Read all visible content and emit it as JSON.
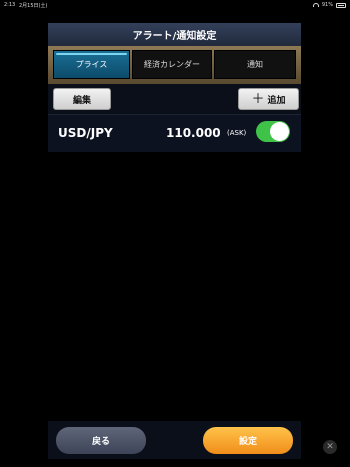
{
  "status_bar": {
    "time": "2:13",
    "date": "2月15日(土)",
    "battery": "91%"
  },
  "panel": {
    "title": "アラート/通知設定",
    "tabs": [
      {
        "label": "プライス",
        "active": true
      },
      {
        "label": "経済カレンダー",
        "active": false
      },
      {
        "label": "通知",
        "active": false
      }
    ],
    "edit_label": "編集",
    "add_label": "追加",
    "alert_row": {
      "pair": "USD/JPY",
      "price": "110.000",
      "side": "(ASK)",
      "enabled": true
    }
  },
  "bottom": {
    "back_label": "戻る",
    "set_label": "設定"
  },
  "colors": {
    "active_tab": "#1a6f96",
    "toggle_on": "#3ec247",
    "set_button": "#f5a32a"
  },
  "icons": {
    "add": "plus-icon",
    "close": "close-icon",
    "wifi": "wifi-icon",
    "battery": "battery-icon"
  }
}
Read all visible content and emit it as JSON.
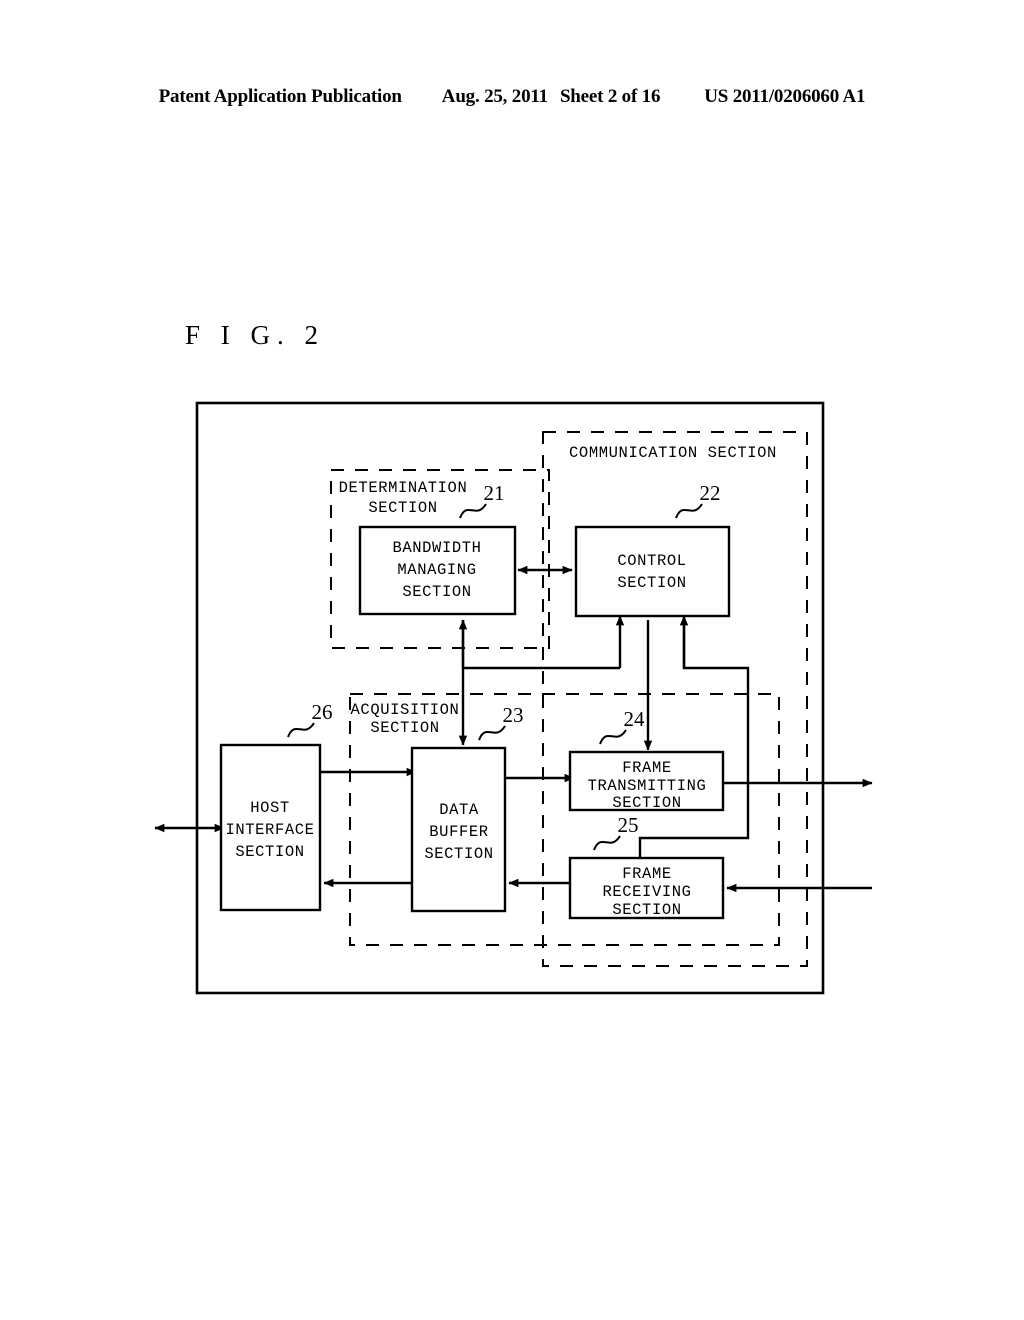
{
  "header": {
    "publication": "Patent Application Publication",
    "date": "Aug. 25, 2011",
    "sheet": "Sheet 2 of 16",
    "patent_number": "US 2011/0206060 A1"
  },
  "figure": {
    "label": "F I G.  2"
  },
  "diagram": {
    "groups": {
      "determination": {
        "line1": "DETERMINATION",
        "line2": "SECTION"
      },
      "communication": {
        "line1": "COMMUNICATION SECTION"
      },
      "acquisition": {
        "line1": "ACQUISITION",
        "line2": "SECTION"
      }
    },
    "blocks": [
      {
        "id": "bandwidth-managing-section",
        "ref": "21",
        "lines": [
          "BANDWIDTH",
          "MANAGING",
          "SECTION"
        ]
      },
      {
        "id": "control-section",
        "ref": "22",
        "lines": [
          "CONTROL",
          "SECTION"
        ]
      },
      {
        "id": "data-buffer-section",
        "ref": "23",
        "lines": [
          "DATA",
          "BUFFER",
          "SECTION"
        ]
      },
      {
        "id": "frame-transmitting-section",
        "ref": "24",
        "lines": [
          "FRAME",
          "TRANSMITTING",
          "SECTION"
        ]
      },
      {
        "id": "frame-receiving-section",
        "ref": "25",
        "lines": [
          "FRAME",
          "RECEIVING",
          "SECTION"
        ]
      },
      {
        "id": "host-interface-section",
        "ref": "26",
        "lines": [
          "HOST",
          "INTERFACE",
          "SECTION"
        ]
      }
    ],
    "colors": {
      "ink": "#000000",
      "paper": "#ffffff"
    }
  }
}
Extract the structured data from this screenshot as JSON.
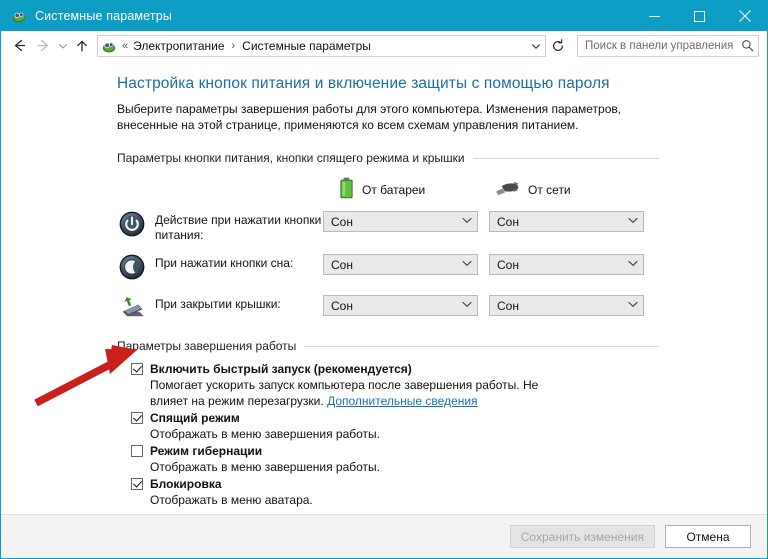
{
  "window": {
    "title": "Системные параметры",
    "title_icon": "power-options-icon",
    "accent_color": "#0d9dc4",
    "controls": {
      "minimize": "minimize-icon",
      "maximize": "maximize-icon",
      "close": "close-icon"
    }
  },
  "navbar": {
    "back": "back-arrow-icon",
    "forward": "forward-arrow-icon",
    "recent": "chevron-down-icon",
    "up": "up-arrow-icon",
    "address_icon": "power-options-icon",
    "breadcrumb_lead": "«",
    "breadcrumbs": [
      "Электропитание",
      "Системные параметры"
    ],
    "breadcrumb_separator": "›",
    "address_dropdown": "chevron-down-icon",
    "refresh": "refresh-icon",
    "search_placeholder": "Поиск в панели управления",
    "search_value": "",
    "search_icon": "search-icon"
  },
  "page": {
    "title": "Настройка кнопок питания и включение защиты с помощью пароля",
    "description": "Выберите параметры завершения работы для этого компьютера. Изменения параметров, внесенные на этой странице, применяются ко всем схемам управления питанием."
  },
  "power_buttons_group": {
    "heading": "Параметры кнопки питания, кнопки спящего режима и крышки",
    "columns": [
      {
        "label": "От батареи",
        "icon": "battery-icon"
      },
      {
        "label": "От сети",
        "icon": "power-plug-icon"
      }
    ],
    "rows": [
      {
        "icon": "power-button-icon",
        "label": "Действие при нажатии кнопки питания:",
        "battery_value": "Сон",
        "ac_value": "Сон"
      },
      {
        "icon": "sleep-moon-icon",
        "label": "При нажатии кнопки сна:",
        "battery_value": "Сон",
        "ac_value": "Сон"
      },
      {
        "icon": "laptop-lid-icon",
        "label": "При закрытии крышки:",
        "battery_value": "Сон",
        "ac_value": "Сон"
      }
    ]
  },
  "shutdown_group": {
    "heading": "Параметры завершения работы",
    "items": [
      {
        "title": "Включить быстрый запуск (рекомендуется)",
        "checked": true,
        "description": "Помогает ускорить запуск компьютера после завершения работы. Не влияет на режим перезагрузки.",
        "link": "Дополнительные сведения"
      },
      {
        "title": "Спящий режим",
        "checked": true,
        "description": "Отображать в меню завершения работы.",
        "link": ""
      },
      {
        "title": "Режим гибернации",
        "checked": false,
        "description": "Отображать в меню завершения работы.",
        "link": ""
      },
      {
        "title": "Блокировка",
        "checked": true,
        "description": "Отображать в меню аватара.",
        "link": ""
      }
    ]
  },
  "footer": {
    "save_label": "Сохранить изменения",
    "save_enabled": false,
    "cancel_label": "Отмена"
  },
  "annotation": {
    "type": "red-arrow",
    "color": "#c9201b",
    "points_to": "fast-startup-checkbox"
  }
}
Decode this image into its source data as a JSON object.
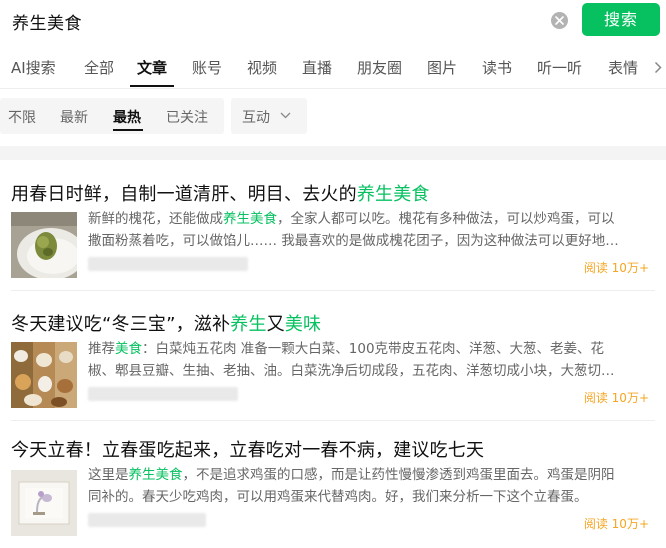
{
  "search": {
    "query": "养生美食",
    "button_label": "搜索"
  },
  "tabs": [
    {
      "label": "AI搜索",
      "active": false
    },
    {
      "label": "全部",
      "active": false
    },
    {
      "label": "文章",
      "active": true
    },
    {
      "label": "账号",
      "active": false
    },
    {
      "label": "视频",
      "active": false
    },
    {
      "label": "直播",
      "active": false
    },
    {
      "label": "朋友圈",
      "active": false
    },
    {
      "label": "图片",
      "active": false
    },
    {
      "label": "读书",
      "active": false
    },
    {
      "label": "听一听",
      "active": false
    },
    {
      "label": "表情",
      "active": false
    }
  ],
  "filters": {
    "items": [
      {
        "label": "不限",
        "active": false
      },
      {
        "label": "最新",
        "active": false
      },
      {
        "label": "最热",
        "active": true
      },
      {
        "label": "已关注",
        "active": false
      }
    ],
    "interact_label": "互动"
  },
  "results": [
    {
      "title_parts": [
        {
          "text": "用春日时鲜，自制一道清肝、明目、去火的",
          "hl": false
        },
        {
          "text": "养生美食",
          "hl": true
        }
      ],
      "summary_lines": [
        [
          {
            "text": "新鲜的槐花，还能做成",
            "hl": false
          },
          {
            "text": "养生美食",
            "hl": true
          },
          {
            "text": "，全家人都可以吃。槐花有多种做法，可以炒鸡蛋，可以",
            "hl": false
          }
        ],
        [
          {
            "text": "撒面粉蒸着吃，可以做馅儿…… 我最喜欢的是做成槐花团子，因为这种做法可以更好地…",
            "hl": false
          }
        ]
      ],
      "read_count": "阅读 10万+"
    },
    {
      "title_parts": [
        {
          "text": "冬天建议吃“冬三宝”，滋补",
          "hl": false
        },
        {
          "text": "养生",
          "hl": true
        },
        {
          "text": "又",
          "hl": false
        },
        {
          "text": "美味",
          "hl": true
        }
      ],
      "summary_lines": [
        [
          {
            "text": "推荐",
            "hl": false
          },
          {
            "text": "美食",
            "hl": true
          },
          {
            "text": "：白菜炖五花肉 准备一颗大白菜、100克带皮五花肉、洋葱、大葱、老姜、花",
            "hl": false
          }
        ],
        [
          {
            "text": "椒、郫县豆瓣、生抽、老抽、油。白菜洗净后切成段，五花肉、洋葱切成小块，大葱切…",
            "hl": false
          }
        ]
      ],
      "read_count": "阅读 10万+"
    },
    {
      "title_parts": [
        {
          "text": "今天立春！立春蛋吃起来，立春吃对一春不病，建议吃七天",
          "hl": false
        }
      ],
      "summary_lines": [
        [
          {
            "text": "这里是",
            "hl": false
          },
          {
            "text": "养生美食",
            "hl": true
          },
          {
            "text": "，不是追求鸡蛋的口感，而是让药性慢慢渗透到鸡蛋里面去。鸡蛋是阴阳",
            "hl": false
          }
        ],
        [
          {
            "text": "同补的。春天少吃鸡肉，可以用鸡蛋来代替鸡肉。好，我们来分析一下这个立春蛋。",
            "hl": false
          }
        ]
      ],
      "read_count": "阅读 10万+"
    }
  ],
  "colors": {
    "accent": "#07c160",
    "read_count": "#f5a623"
  }
}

◆ **WHAT IS NEEDED**
Write only the number of lines in the data above that include "кнопки".

◆ **SOLUTION BELOW**
3